**The problem**
Every line of the listing must be reproduced as it stands. Leave the images behind.

**Data rows**
□ □ □ □ □

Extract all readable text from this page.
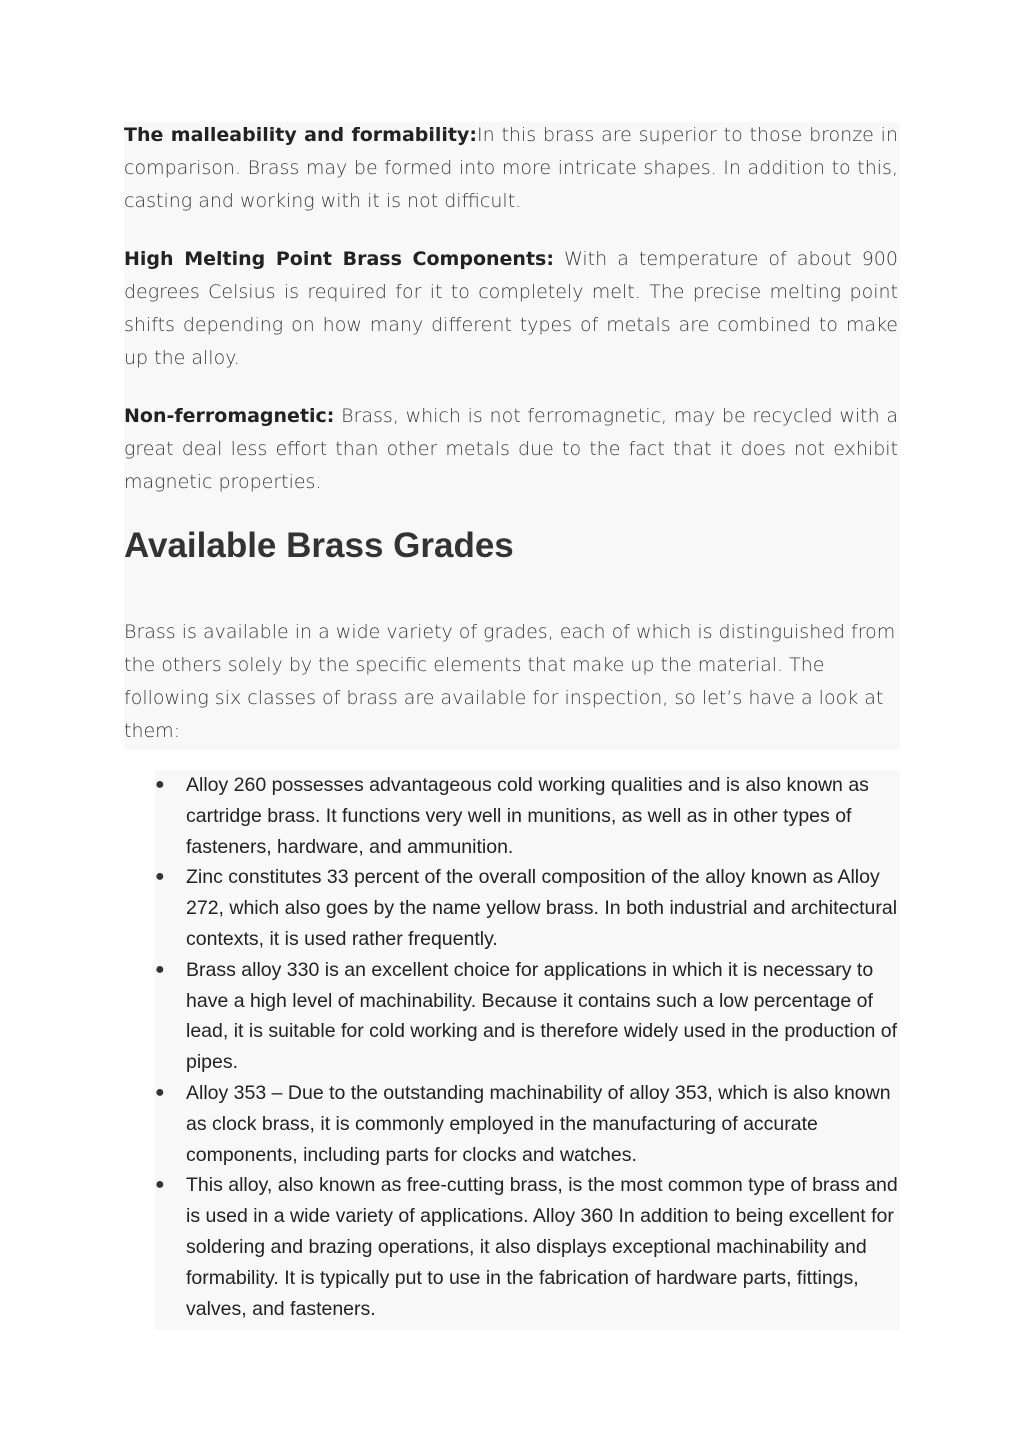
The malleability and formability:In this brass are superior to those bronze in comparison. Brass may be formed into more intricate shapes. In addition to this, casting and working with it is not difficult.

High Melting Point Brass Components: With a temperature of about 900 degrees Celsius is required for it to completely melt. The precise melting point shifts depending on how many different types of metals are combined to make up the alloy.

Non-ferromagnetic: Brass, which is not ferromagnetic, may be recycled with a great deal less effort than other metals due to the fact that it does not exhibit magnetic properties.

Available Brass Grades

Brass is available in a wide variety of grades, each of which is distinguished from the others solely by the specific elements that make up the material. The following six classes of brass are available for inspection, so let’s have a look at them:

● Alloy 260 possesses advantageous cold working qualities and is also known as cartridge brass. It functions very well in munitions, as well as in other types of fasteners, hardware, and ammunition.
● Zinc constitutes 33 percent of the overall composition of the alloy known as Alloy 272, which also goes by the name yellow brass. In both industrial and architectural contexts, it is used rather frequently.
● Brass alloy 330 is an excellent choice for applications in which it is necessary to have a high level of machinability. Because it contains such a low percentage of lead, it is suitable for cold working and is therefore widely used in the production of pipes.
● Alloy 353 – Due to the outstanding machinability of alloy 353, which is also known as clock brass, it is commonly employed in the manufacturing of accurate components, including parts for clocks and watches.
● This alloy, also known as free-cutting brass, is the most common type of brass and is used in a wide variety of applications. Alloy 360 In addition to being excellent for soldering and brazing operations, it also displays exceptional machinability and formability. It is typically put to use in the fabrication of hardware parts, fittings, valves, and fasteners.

□ □ □ □ □

**Reply**
Extract all readable text from this page.
The malleability and formability:In this brass are superior to those bronze in comparison. Brass may be formed into more intricate shapes. In addition to this, casting and working with it is not difficult.

High Melting Point Brass Components: With a temperature of about 900 degrees Celsius is required for it to completely melt. The precise melting point shifts depending on how many different types of metals are combined to make up the alloy.

Non-ferromagnetic: Brass, which is not ferromagnetic, may be recycled with a great deal less effort than other metals due to the fact that it does not exhibit magnetic properties.

Available Brass Grades

Brass is available in a wide variety of grades, each of which is distinguished from the others solely by the specific elements that make up the material. The following six classes of brass are available for inspection, so let’s have a look at them:

● Alloy 260 possesses advantageous cold working qualities and is also known as cartridge brass. It functions very well in munitions, as well as in other types of fasteners, hardware, and ammunition.
● Zinc constitutes 33 percent of the overall composition of the alloy known as Alloy 272, which also goes by the name yellow brass. In both industrial and architectural contexts, it is used rather frequently.
● Brass alloy 330 is an excellent choice for applications in which it is necessary to have a high level of machinability. Because it contains such a low percentage of lead, it is suitable for cold working and is therefore widely used in the production of pipes.
● Alloy 353 – Due to the outstanding machinability of alloy 353, which is also known as clock brass, it is commonly employed in the manufacturing of accurate components, including parts for clocks and watches.
● This alloy, also known as free-cutting brass, is the most common type of brass and is used in a wide variety of applications. Alloy 360 In addition to being excellent for soldering and brazing operations, it also displays exceptional machinability and formability. It is typically put to use in the fabrication of hardware parts, fittings, valves, and fasteners.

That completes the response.